**The exercise:** Print out each record below, unaltered and complete, without its images.

[Saved data entries]
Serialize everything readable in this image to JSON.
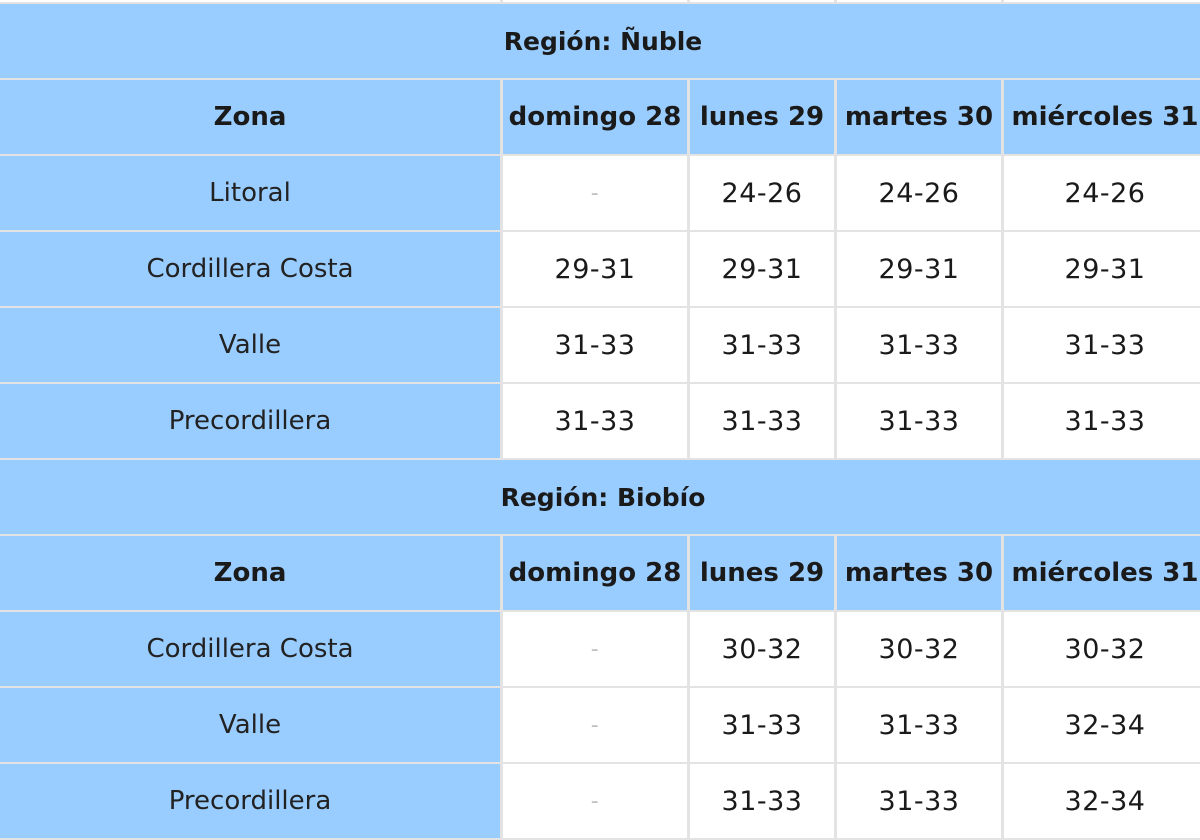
{
  "tables": [
    {
      "region_title": "Región: Ñuble",
      "headers": [
        "Zona",
        "domingo 28",
        "lunes 29",
        "martes 30",
        "miércoles 31"
      ],
      "rows": [
        {
          "zona": "Litoral",
          "values": [
            "-",
            "24-26",
            "24-26",
            "24-26"
          ]
        },
        {
          "zona": "Cordillera Costa",
          "values": [
            "29-31",
            "29-31",
            "29-31",
            "29-31"
          ]
        },
        {
          "zona": "Valle",
          "values": [
            "31-33",
            "31-33",
            "31-33",
            "31-33"
          ]
        },
        {
          "zona": "Precordillera",
          "values": [
            "31-33",
            "31-33",
            "31-33",
            "31-33"
          ]
        }
      ]
    },
    {
      "region_title": "Región: Biobío",
      "headers": [
        "Zona",
        "domingo 28",
        "lunes 29",
        "martes 30",
        "miércoles 31"
      ],
      "rows": [
        {
          "zona": "Cordillera Costa",
          "values": [
            "-",
            "30-32",
            "30-32",
            "30-32"
          ]
        },
        {
          "zona": "Valle",
          "values": [
            "-",
            "31-33",
            "31-33",
            "32-34"
          ]
        },
        {
          "zona": "Precordillera",
          "values": [
            "-",
            "31-33",
            "31-33",
            "32-34"
          ]
        }
      ]
    }
  ],
  "colors": {
    "header_bg": "#99ccff",
    "cell_bg": "#ffffff",
    "border": "#e3e3e3",
    "text": "#1a1a1a",
    "dash": "#c0c0c0"
  }
}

**The result:**
Serialize everything readable in this image to JSON.
{
  "tables": [
    {
      "region_title": "Región: Ñuble",
      "headers": [
        "Zona",
        "domingo 28",
        "lunes 29",
        "martes 30",
        "miércoles 31"
      ],
      "rows": [
        {
          "zona": "Litoral",
          "values": [
            "-",
            "24-26",
            "24-26",
            "24-26"
          ]
        },
        {
          "zona": "Cordillera Costa",
          "values": [
            "29-31",
            "29-31",
            "29-31",
            "29-31"
          ]
        },
        {
          "zona": "Valle",
          "values": [
            "31-33",
            "31-33",
            "31-33",
            "31-33"
          ]
        },
        {
          "zona": "Precordillera",
          "values": [
            "31-33",
            "31-33",
            "31-33",
            "31-33"
          ]
        }
      ]
    },
    {
      "region_title": "Región: Biobío",
      "headers": [
        "Zona",
        "domingo 28",
        "lunes 29",
        "martes 30",
        "miércoles 31"
      ],
      "rows": [
        {
          "zona": "Cordillera Costa",
          "values": [
            "-",
            "30-32",
            "30-32",
            "30-32"
          ]
        },
        {
          "zona": "Valle",
          "values": [
            "-",
            "31-33",
            "31-33",
            "32-34"
          ]
        },
        {
          "zona": "Precordillera",
          "values": [
            "-",
            "31-33",
            "31-33",
            "32-34"
          ]
        }
      ]
    }
  ],
  "colors": {
    "header_bg": "#99ccff",
    "cell_bg": "#ffffff",
    "border": "#e3e3e3",
    "text": "#1a1a1a",
    "dash": "#c0c0c0"
  }
}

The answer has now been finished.